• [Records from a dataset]
======

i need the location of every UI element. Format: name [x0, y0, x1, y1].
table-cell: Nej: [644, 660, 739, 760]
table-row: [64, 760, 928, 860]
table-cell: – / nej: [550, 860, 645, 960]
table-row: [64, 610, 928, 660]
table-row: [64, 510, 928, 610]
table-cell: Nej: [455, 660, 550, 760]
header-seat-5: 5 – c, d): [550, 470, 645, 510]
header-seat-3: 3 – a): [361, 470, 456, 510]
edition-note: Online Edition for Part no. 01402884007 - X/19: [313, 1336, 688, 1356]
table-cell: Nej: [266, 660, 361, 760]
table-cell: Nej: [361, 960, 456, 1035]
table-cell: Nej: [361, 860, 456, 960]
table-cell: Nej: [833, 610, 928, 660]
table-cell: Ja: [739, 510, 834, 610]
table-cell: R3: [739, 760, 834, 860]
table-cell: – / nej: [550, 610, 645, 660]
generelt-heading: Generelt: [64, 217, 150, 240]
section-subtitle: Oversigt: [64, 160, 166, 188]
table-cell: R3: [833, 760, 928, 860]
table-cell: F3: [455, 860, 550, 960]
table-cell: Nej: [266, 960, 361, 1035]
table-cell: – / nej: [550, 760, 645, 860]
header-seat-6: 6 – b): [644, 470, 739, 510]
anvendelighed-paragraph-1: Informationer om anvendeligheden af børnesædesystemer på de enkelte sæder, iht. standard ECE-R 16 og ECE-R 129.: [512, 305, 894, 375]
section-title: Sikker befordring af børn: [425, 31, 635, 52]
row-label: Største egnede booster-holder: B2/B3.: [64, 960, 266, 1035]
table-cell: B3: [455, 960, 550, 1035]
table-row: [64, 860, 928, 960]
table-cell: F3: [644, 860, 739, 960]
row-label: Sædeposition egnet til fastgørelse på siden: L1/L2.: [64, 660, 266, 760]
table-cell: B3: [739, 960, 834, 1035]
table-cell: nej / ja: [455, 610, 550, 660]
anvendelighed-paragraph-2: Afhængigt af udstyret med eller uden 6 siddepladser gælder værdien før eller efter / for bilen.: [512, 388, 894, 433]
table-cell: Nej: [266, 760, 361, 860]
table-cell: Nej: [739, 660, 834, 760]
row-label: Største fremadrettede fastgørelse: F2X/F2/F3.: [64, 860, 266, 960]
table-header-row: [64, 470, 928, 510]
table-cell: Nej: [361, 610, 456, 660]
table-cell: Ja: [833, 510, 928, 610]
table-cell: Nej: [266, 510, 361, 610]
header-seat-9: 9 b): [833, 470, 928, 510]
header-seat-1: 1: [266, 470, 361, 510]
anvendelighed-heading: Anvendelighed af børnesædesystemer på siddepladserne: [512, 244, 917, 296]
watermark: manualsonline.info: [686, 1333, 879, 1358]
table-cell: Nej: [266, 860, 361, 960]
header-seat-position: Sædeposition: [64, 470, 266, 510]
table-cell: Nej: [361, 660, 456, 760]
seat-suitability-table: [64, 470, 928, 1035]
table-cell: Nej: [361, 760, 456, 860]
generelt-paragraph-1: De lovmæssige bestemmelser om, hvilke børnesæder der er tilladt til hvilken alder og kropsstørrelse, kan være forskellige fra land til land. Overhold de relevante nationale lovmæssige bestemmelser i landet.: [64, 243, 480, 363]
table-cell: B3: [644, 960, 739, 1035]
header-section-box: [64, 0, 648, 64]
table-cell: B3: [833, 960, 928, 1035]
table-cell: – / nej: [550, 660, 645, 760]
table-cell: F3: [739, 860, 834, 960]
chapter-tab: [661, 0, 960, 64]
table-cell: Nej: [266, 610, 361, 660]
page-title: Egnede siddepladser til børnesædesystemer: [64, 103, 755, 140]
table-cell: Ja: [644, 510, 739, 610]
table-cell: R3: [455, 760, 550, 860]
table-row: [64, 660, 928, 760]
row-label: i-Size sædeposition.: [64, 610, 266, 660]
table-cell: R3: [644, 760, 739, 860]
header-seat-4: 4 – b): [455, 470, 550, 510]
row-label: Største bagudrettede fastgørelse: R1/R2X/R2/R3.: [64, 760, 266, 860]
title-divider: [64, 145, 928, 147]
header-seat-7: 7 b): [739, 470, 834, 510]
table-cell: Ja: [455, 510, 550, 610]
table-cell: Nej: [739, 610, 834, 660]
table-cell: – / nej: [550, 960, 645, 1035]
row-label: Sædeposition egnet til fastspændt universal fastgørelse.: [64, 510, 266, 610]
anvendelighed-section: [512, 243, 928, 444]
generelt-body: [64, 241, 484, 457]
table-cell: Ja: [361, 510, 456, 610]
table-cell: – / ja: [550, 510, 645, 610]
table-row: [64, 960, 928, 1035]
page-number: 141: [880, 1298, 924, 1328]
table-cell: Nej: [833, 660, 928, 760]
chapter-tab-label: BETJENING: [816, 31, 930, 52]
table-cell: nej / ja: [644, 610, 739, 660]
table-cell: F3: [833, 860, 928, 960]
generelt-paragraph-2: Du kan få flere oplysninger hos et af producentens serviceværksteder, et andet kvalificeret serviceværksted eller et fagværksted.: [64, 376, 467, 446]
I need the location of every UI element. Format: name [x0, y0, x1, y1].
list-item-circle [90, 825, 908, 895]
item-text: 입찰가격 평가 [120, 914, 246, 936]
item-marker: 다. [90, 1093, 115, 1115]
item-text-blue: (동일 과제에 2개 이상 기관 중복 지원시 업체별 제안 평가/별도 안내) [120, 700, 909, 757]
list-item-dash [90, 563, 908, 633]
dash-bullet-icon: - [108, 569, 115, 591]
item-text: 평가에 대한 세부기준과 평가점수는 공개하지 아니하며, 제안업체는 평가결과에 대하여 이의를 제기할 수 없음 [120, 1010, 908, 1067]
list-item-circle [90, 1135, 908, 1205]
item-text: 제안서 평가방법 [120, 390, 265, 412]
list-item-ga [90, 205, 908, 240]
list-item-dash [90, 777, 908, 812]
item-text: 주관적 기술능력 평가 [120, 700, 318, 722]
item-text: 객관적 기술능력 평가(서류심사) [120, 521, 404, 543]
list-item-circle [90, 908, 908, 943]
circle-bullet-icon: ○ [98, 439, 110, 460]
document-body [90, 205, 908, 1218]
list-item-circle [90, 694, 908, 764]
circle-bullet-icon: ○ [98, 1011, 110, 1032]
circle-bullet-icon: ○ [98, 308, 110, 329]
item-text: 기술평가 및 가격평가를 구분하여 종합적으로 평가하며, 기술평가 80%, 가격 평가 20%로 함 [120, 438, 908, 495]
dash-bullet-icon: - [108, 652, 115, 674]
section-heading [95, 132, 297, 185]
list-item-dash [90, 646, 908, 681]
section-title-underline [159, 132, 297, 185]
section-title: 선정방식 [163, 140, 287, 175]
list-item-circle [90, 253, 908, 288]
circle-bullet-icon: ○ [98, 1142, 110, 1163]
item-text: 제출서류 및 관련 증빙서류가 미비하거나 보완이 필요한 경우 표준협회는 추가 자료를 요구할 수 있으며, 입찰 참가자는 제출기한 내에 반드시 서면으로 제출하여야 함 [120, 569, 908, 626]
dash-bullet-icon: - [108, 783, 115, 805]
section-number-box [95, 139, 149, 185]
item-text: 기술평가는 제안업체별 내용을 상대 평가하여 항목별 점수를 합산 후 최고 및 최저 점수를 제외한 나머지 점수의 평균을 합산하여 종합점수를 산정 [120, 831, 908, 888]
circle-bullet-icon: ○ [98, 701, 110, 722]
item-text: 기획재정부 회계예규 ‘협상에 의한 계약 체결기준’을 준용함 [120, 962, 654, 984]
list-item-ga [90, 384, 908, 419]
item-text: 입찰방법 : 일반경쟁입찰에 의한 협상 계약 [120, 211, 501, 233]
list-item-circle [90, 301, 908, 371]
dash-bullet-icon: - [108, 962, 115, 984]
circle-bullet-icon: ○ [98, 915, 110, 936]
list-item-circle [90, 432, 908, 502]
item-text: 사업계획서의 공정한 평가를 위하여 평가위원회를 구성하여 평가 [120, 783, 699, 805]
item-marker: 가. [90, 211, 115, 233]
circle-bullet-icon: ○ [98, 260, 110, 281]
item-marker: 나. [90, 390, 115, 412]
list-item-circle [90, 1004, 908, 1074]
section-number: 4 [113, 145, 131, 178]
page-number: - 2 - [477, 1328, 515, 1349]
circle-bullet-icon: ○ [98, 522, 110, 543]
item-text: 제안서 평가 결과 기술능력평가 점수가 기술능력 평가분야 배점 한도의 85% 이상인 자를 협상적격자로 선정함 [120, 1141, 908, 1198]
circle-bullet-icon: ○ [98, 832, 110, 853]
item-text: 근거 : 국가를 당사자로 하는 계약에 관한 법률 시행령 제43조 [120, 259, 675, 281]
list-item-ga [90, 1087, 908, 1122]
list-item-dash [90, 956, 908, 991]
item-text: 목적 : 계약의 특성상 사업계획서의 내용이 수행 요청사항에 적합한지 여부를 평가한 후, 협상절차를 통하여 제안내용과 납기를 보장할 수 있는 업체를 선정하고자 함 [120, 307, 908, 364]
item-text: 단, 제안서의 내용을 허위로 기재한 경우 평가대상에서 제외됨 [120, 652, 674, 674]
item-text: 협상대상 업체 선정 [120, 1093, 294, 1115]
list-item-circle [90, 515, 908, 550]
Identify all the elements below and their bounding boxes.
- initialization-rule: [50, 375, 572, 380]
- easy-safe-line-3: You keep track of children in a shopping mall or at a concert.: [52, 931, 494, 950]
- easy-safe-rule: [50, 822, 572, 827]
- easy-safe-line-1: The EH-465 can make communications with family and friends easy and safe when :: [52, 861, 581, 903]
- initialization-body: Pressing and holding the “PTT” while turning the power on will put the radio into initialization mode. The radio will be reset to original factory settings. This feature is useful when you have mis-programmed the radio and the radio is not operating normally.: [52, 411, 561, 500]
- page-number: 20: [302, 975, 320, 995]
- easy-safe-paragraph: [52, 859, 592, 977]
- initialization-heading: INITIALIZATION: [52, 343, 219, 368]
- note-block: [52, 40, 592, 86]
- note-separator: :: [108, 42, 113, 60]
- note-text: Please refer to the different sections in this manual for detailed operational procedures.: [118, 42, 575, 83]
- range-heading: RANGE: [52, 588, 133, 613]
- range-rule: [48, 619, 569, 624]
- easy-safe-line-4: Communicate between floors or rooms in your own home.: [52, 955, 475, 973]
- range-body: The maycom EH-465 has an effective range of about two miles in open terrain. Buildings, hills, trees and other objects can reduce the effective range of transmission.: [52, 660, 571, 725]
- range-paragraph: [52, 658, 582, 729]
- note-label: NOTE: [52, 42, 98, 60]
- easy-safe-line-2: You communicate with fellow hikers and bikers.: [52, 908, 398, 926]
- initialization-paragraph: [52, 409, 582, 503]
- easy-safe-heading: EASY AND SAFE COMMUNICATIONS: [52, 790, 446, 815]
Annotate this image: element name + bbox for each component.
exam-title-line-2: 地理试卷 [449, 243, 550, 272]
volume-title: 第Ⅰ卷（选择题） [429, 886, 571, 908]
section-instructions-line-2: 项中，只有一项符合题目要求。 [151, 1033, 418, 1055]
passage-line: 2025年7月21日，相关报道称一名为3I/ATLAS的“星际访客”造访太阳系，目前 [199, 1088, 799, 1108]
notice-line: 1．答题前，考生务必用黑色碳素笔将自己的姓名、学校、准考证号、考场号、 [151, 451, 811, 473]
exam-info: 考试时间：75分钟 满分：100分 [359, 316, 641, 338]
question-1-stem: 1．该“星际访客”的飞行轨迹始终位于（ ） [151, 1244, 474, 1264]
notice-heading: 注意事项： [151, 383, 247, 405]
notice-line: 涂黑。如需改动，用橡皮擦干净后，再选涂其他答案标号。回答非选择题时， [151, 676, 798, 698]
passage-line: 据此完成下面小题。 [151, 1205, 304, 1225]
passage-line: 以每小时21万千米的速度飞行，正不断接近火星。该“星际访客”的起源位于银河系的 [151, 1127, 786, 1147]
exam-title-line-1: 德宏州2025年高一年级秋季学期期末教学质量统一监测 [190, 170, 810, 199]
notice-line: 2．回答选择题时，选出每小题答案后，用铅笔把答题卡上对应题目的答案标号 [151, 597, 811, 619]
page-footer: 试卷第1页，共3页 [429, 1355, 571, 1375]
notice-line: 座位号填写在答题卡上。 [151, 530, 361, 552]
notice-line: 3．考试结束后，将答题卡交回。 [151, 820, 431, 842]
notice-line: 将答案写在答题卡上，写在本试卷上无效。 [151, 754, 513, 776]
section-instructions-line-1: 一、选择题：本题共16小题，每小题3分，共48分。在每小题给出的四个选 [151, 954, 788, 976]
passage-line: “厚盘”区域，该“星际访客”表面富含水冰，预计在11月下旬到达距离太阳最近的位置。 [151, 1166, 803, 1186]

======

• [What needs to be done] Write out everything from the start of the items down to the line containing "header-seat-3: 3 – a): [361, 470, 456, 510]", reproducing each line precisely as it stands.

• [Task output]
i need the location of every UI element. Format: name [x0, y0, x1, y1].
table-cell: Nej: [644, 660, 739, 760]
table-row: [64, 760, 928, 860]
table-cell: – / nej: [550, 860, 645, 960]
table-row: [64, 610, 928, 660]
table-row: [64, 510, 928, 610]
table-cell: Nej: [455, 660, 550, 760]
header-seat-5: 5 – c, d): [550, 470, 645, 510]
header-seat-3: 3 – a): [361, 470, 456, 510]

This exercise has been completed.